══ RECORDED INFORMATION

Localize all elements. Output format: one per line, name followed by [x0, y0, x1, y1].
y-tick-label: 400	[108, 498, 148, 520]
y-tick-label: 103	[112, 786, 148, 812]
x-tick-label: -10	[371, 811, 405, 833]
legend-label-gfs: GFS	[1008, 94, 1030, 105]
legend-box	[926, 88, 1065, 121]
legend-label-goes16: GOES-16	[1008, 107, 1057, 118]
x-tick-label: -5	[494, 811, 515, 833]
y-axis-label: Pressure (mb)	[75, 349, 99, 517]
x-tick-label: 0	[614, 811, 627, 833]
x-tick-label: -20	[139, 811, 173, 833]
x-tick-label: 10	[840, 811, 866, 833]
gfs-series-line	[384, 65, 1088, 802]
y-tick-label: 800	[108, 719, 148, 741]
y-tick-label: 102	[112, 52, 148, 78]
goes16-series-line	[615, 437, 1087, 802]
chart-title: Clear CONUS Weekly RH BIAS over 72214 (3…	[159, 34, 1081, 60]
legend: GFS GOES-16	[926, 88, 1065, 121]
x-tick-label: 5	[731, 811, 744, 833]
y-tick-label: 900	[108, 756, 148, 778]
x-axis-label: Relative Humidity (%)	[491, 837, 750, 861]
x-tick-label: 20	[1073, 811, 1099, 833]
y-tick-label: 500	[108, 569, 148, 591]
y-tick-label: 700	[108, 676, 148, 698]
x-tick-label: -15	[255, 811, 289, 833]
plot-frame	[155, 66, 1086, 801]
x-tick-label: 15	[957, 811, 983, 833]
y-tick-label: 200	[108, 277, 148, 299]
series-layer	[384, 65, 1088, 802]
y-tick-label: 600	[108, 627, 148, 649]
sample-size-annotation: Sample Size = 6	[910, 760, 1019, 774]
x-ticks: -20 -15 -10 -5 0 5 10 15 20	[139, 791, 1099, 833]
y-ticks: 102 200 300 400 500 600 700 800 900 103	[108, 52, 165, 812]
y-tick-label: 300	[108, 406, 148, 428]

════

Arrange the data above as a Markdown table with the columns n and Line, giving each non-blank line its own numbered row in order.

CORRECT OUTPUT -
| n | Line |
|---|---|
| 1 | Localize all elements. Output format: one per line, name followed by [x0, y0, x1, y1]. |
| 2 | y-tick-label: 400	[108, 498, 148, 520] |
| 3 | y-tick-label: 103	[112, 786, 148, 812] |
| 4 | x-tick-label: -10	[371, 811, 405, 833] |
| 5 | legend-label-gfs: GFS	[1008, 94, 1030, 105] |
| 6 | legend-box	[926, 88, 1065, 121] |
| 7 | legend-label-goes16: GOES-16	[1008, 107, 1057, 118] |
| 8 | x-tick-label: -5	[494, 811, 515, 833] |
| 9 | y-axis-label: Pressure (mb)	[75, 349, 99, 517] |
| 10 | x-tick-label: 0	[614, 811, 627, 833] |
| 11 | x-tick-label: -20	[139, 811, 173, 833] |
| 12 | x-tick-label: 10	[840, 811, 866, 833] |
| 13 | gfs-series-line	[384, 65, 1088, 802] |
| 14 | y-tick-label: 800	[108, 719, 148, 741] |
| 15 | y-tick-label: 102	[112, 52, 148, 78] |
| 16 | goes16-series-line	[615, 437, 1087, 802] |
| 17 | chart-title: Clear CONUS Weekly RH BIAS over 72214 (3…	[159, 34, 1081, 60] |
| 18 | legend: GFS GOES-16	[926, 88, 1065, 121] |
| 19 | x-tick-label: 5	[731, 811, 744, 833] |
| 20 | y-tick-label: 900	[108, 756, 148, 778] |
| 21 | x-axis-label: Relative Humidity (%)	[491, 837, 750, 861] |
| 22 | x-tick-label: 20	[1073, 811, 1099, 833] |
| 23 | y-tick-label: 500	[108, 569, 148, 591] |
| 24 | y-tick-label: 700	[108, 676, 148, 698] |
| 25 | x-tick-label: -15	[255, 811, 289, 833] |
| 26 | plot-frame	[155, 66, 1086, 801] |
| 27 | x-tick-label: 15	[957, 811, 983, 833] |
| 28 | y-tick-label: 200	[108, 277, 148, 299] |
| 29 | series-layer	[384, 65, 1088, 802] |
| 30 | y-tick-label: 600	[108, 627, 148, 649] |
| 31 | sample-size-annotation: Sample Size = 6	[910, 760, 1019, 774] |
| 32 | x-ticks: -20 -15 -10 -5 0 5 10 15 20	[139, 791, 1099, 833] |
| 33 | y-ticks: 102 200 300 400 500 600 700 800 900 103	[108, 52, 165, 812] |
| 34 | y-tick-label: 300	[108, 406, 148, 428] |